» GIVEN PROBLEM:
Update the passage on MPEP revision gaps by giving it again, starting at "Caveats and Cautions" and ending at "not been considered.", with "PDF" changed to "printed".

For 25% of the time, between November 2013 and March 2023, users of the MPEP relied on outdated instructions, guidance and requirements that would be later retroactively overwritten by a subsequently published manual. These policy gaps are important for patent prosecutors who are obliged to prepare applications and respond to Office requests based upon the USPTO’s current policies and procedures. These policy gaps are also important for litigators reviewing patent file histories to determine whether the patent examiner or applicant had correctly followed USPTO’s procedures on any particular day. Retroactive guidance complicates adjudication, making it difficult to determine what the proper procedure was on any particular date. Clarity is lacking when examiners and patent practitioners are literally not working off the same page.
Caveats and Cautions
MPEP webpage versions do not include the publication date. PDF versions contains both publication date and effective date. Publication date and effective date are misnomers, since publication and revision indicators provide only month and year, leaving readers to guess as to which exact date the changes were published or became retroactively effective. Here, MPEP revisions are referred to by publication year and the first day of each month is used as proxy for “dates.” The October 2015 publication, named E9R07.0215, replaced by a November 2015 version also named E9R07.0215, has not been considered.

[Element region lists]
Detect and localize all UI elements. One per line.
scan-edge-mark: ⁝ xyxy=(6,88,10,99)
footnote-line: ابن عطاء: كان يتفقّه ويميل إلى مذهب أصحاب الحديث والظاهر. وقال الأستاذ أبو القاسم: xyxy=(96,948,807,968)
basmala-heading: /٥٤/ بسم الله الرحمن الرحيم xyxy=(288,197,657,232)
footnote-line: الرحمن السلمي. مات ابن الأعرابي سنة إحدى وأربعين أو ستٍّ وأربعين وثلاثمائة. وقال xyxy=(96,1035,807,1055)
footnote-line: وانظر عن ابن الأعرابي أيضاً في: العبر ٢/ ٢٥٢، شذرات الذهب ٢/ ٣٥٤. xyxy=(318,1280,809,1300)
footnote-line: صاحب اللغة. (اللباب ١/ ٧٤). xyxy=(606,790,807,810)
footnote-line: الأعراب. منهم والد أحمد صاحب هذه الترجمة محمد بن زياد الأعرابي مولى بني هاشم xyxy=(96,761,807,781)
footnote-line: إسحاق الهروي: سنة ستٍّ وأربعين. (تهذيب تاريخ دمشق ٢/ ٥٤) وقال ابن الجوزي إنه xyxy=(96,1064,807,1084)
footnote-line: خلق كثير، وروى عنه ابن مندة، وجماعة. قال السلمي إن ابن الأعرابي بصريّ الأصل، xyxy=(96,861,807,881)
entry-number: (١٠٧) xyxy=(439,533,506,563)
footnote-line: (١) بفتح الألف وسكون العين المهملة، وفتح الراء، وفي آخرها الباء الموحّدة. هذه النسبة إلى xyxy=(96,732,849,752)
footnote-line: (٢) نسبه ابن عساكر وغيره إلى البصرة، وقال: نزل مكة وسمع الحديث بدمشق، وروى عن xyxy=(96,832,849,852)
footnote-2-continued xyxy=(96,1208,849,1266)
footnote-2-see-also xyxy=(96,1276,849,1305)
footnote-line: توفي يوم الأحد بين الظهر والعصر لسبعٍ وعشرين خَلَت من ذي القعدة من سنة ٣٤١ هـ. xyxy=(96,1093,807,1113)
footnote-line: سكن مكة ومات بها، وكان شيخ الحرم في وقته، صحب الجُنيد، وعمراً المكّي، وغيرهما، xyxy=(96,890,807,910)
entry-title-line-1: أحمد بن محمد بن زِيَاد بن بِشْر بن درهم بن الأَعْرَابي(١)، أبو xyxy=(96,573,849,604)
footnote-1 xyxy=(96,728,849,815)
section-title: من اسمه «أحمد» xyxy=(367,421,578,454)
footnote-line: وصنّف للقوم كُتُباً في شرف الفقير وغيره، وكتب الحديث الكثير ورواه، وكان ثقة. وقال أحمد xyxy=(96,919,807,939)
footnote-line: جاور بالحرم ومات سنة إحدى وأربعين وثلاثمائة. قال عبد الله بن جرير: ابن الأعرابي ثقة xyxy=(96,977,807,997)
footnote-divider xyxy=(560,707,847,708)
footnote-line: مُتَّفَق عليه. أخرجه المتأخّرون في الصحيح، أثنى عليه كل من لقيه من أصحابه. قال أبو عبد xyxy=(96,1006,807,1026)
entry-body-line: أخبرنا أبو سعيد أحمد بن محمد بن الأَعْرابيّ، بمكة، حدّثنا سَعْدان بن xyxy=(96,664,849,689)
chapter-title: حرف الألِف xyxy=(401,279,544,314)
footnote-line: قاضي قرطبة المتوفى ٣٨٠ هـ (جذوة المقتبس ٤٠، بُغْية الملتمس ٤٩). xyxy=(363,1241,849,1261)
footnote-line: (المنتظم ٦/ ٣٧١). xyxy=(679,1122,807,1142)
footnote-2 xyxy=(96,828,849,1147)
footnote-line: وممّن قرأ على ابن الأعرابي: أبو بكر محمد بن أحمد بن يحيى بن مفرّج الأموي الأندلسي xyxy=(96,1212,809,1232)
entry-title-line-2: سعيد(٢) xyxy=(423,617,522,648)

» CORRECT RESPONSE:
Caveats and Cautions
MPEP webpage versions do not include the publication date. printed versions contains both publication date and effective date. Publication date and effective date are misnomers, since publication and revision indicators provide only month and year, leaving readers to guess as to which exact date the changes were published or became retroactively effective. Here, MPEP revisions are referred to by publication year and the first day of each month is used as proxy for “dates.” The October 2015 publication, named E9R07.0215, replaced by a November 2015 version also named E9R07.0215, has not been considered.